- [What the task asks]: Edit the records below by replacing every "bullet-dot-icon" with "bullet-marker-icon" and leaving everything else unchanged. Leave the pictures out of your answer.

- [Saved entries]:
──────

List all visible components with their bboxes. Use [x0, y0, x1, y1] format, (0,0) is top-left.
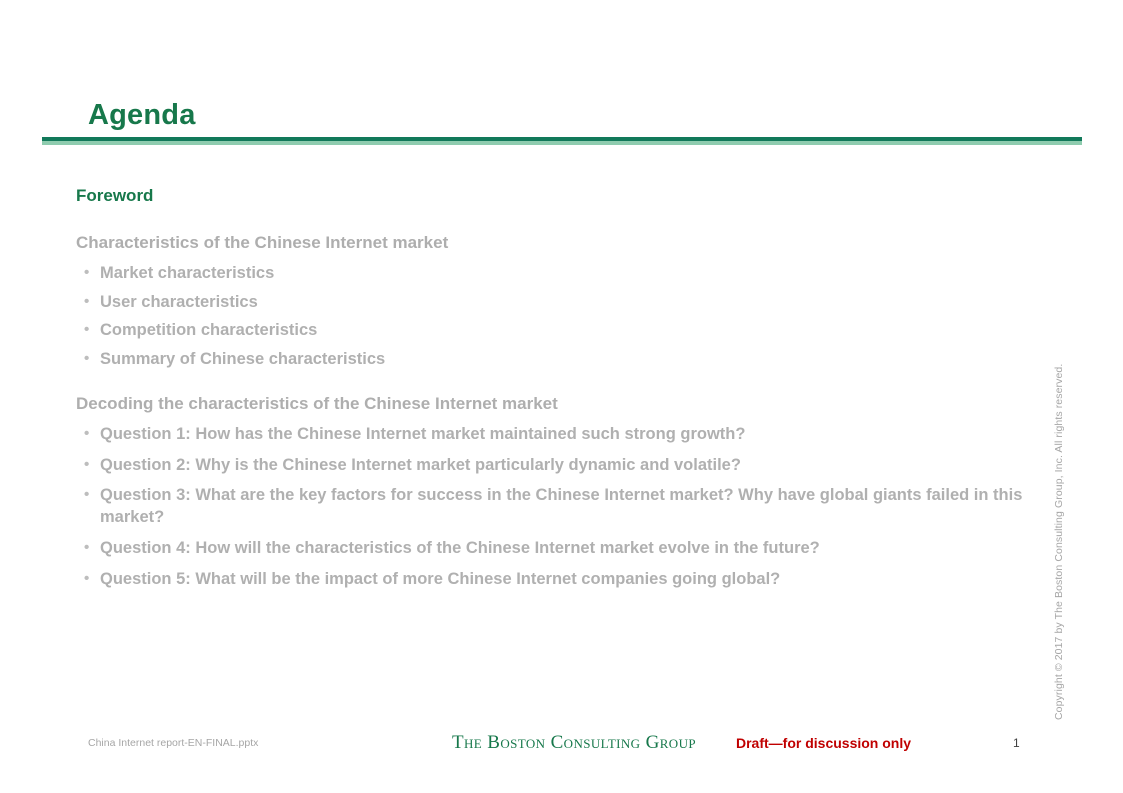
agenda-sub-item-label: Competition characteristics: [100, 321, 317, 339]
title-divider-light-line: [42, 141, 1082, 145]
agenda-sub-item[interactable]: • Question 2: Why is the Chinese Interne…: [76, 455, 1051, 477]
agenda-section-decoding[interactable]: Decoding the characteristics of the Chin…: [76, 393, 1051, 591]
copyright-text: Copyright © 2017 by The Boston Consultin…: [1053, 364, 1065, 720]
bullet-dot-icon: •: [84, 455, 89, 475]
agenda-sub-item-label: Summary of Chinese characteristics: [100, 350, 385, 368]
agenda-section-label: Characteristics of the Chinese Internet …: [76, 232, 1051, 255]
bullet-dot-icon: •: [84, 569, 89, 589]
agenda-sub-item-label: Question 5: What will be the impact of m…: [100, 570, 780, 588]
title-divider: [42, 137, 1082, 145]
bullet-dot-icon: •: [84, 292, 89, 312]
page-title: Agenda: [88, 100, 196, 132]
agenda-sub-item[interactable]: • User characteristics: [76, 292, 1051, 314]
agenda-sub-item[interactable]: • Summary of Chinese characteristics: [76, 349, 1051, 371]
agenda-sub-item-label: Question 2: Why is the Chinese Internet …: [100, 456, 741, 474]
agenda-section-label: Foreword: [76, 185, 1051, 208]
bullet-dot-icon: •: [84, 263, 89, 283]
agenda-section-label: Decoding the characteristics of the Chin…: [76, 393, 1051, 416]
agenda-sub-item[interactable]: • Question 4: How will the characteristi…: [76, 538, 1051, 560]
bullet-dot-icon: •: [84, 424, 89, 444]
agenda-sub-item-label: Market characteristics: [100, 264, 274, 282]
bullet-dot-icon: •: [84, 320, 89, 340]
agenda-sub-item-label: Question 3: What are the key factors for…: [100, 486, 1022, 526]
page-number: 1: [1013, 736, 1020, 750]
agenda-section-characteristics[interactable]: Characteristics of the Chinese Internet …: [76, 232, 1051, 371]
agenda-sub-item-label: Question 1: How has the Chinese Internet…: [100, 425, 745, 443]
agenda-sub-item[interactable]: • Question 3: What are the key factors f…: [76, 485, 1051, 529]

──────

- [Result for this exercise]:
List all visible components with their bboxes. Use [x0, y0, x1, y1] format, (0,0) is top-left.
agenda-sub-item-label: Competition characteristics: [100, 321, 317, 339]
title-divider-light-line: [42, 141, 1082, 145]
agenda-sub-item[interactable]: • Question 2: Why is the Chinese Interne…: [76, 455, 1051, 477]
agenda-section-decoding[interactable]: Decoding the characteristics of the Chin…: [76, 393, 1051, 591]
copyright-text: Copyright © 2017 by The Boston Consultin…: [1053, 364, 1065, 720]
bullet-marker-icon: •: [84, 455, 89, 475]
agenda-sub-item-label: Summary of Chinese characteristics: [100, 350, 385, 368]
agenda-section-label: Characteristics of the Chinese Internet …: [76, 232, 1051, 255]
bullet-marker-icon: •: [84, 569, 89, 589]
agenda-sub-item-label: Question 5: What will be the impact of m…: [100, 570, 780, 588]
title-divider: [42, 137, 1082, 145]
bullet-marker-icon: •: [84, 292, 89, 312]
page-title: Agenda: [88, 100, 196, 132]
agenda-sub-item[interactable]: • User characteristics: [76, 292, 1051, 314]
agenda-sub-item[interactable]: • Summary of Chinese characteristics: [76, 349, 1051, 371]
agenda-sub-item-label: Question 2: Why is the Chinese Internet …: [100, 456, 741, 474]
agenda-section-label: Foreword: [76, 185, 1051, 208]
bullet-marker-icon: •: [84, 263, 89, 283]
agenda-section-label: Decoding the characteristics of the Chin…: [76, 393, 1051, 416]
agenda-sub-item[interactable]: • Question 4: How will the characteristi…: [76, 538, 1051, 560]
bullet-marker-icon: •: [84, 424, 89, 444]
agenda-sub-item-label: Market characteristics: [100, 264, 274, 282]
bullet-marker-icon: •: [84, 320, 89, 340]
agenda-sub-item-label: Question 3: What are the key factors for…: [100, 486, 1022, 526]
page-number: 1: [1013, 736, 1020, 750]
agenda-section-characteristics[interactable]: Characteristics of the Chinese Internet …: [76, 232, 1051, 371]
agenda-sub-item-label: Question 1: How has the Chinese Internet…: [100, 425, 745, 443]
agenda-sub-item[interactable]: • Question 3: What are the key factors f…: [76, 485, 1051, 529]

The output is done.